- Input rows -

======

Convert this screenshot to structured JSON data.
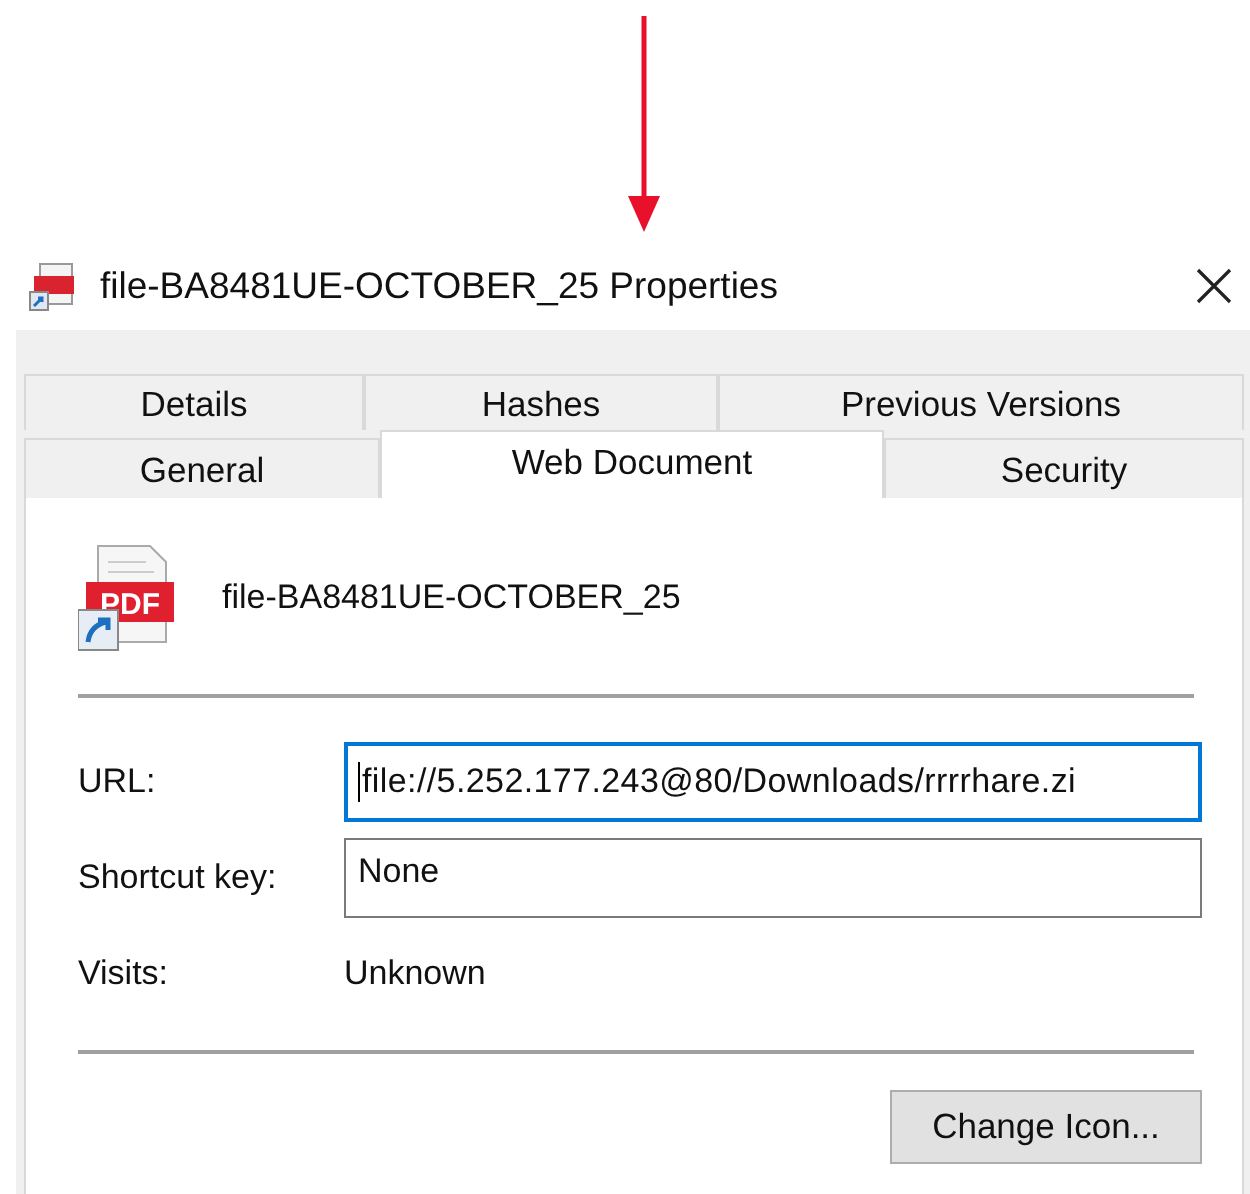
{
  "window": {
    "title": "file-BA8481UE-OCTOBER_25 Properties"
  },
  "tab_rows": [
    [
      {
        "label": "Details",
        "selected": false
      },
      {
        "label": "Hashes",
        "selected": false
      },
      {
        "label": "Previous Versions",
        "selected": false
      }
    ],
    [
      {
        "label": "General",
        "selected": false
      },
      {
        "label": "Web Document",
        "selected": true
      },
      {
        "label": "Security",
        "selected": false
      }
    ]
  ],
  "file": {
    "name": "file-BA8481UE-OCTOBER_25",
    "icon_label": "PDF"
  },
  "fields": [
    {
      "kind": "input",
      "label": "URL:",
      "value": "file://5.252.177.243@80/Downloads/rrrrhare.zi",
      "focused": true
    },
    {
      "kind": "input",
      "label": "Shortcut key:",
      "value": "None",
      "focused": false
    },
    {
      "kind": "text",
      "label": "Visits:",
      "value": "Unknown"
    }
  ],
  "buttons": [
    "Change Icon..."
  ]
}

======

- Work to do -
Write the records out again in full, exactly, and skip every picture.

- Task response -
Convert this screenshot to structured JSON data.
{
  "window": {
    "title": "file-BA8481UE-OCTOBER_25 Properties"
  },
  "tab_rows": [
    [
      {
        "label": "Details",
        "selected": false
      },
      {
        "label": "Hashes",
        "selected": false
      },
      {
        "label": "Previous Versions",
        "selected": false
      }
    ],
    [
      {
        "label": "General",
        "selected": false
      },
      {
        "label": "Web Document",
        "selected": true
      },
      {
        "label": "Security",
        "selected": false
      }
    ]
  ],
  "file": {
    "name": "file-BA8481UE-OCTOBER_25",
    "icon_label": "PDF"
  },
  "fields": [
    {
      "kind": "input",
      "label": "URL:",
      "value": "file://5.252.177.243@80/Downloads/rrrrhare.zi",
      "focused": true
    },
    {
      "kind": "input",
      "label": "Shortcut key:",
      "value": "None",
      "focused": false
    },
    {
      "kind": "text",
      "label": "Visits:",
      "value": "Unknown"
    }
  ],
  "buttons": [
    "Change Icon..."
  ]
}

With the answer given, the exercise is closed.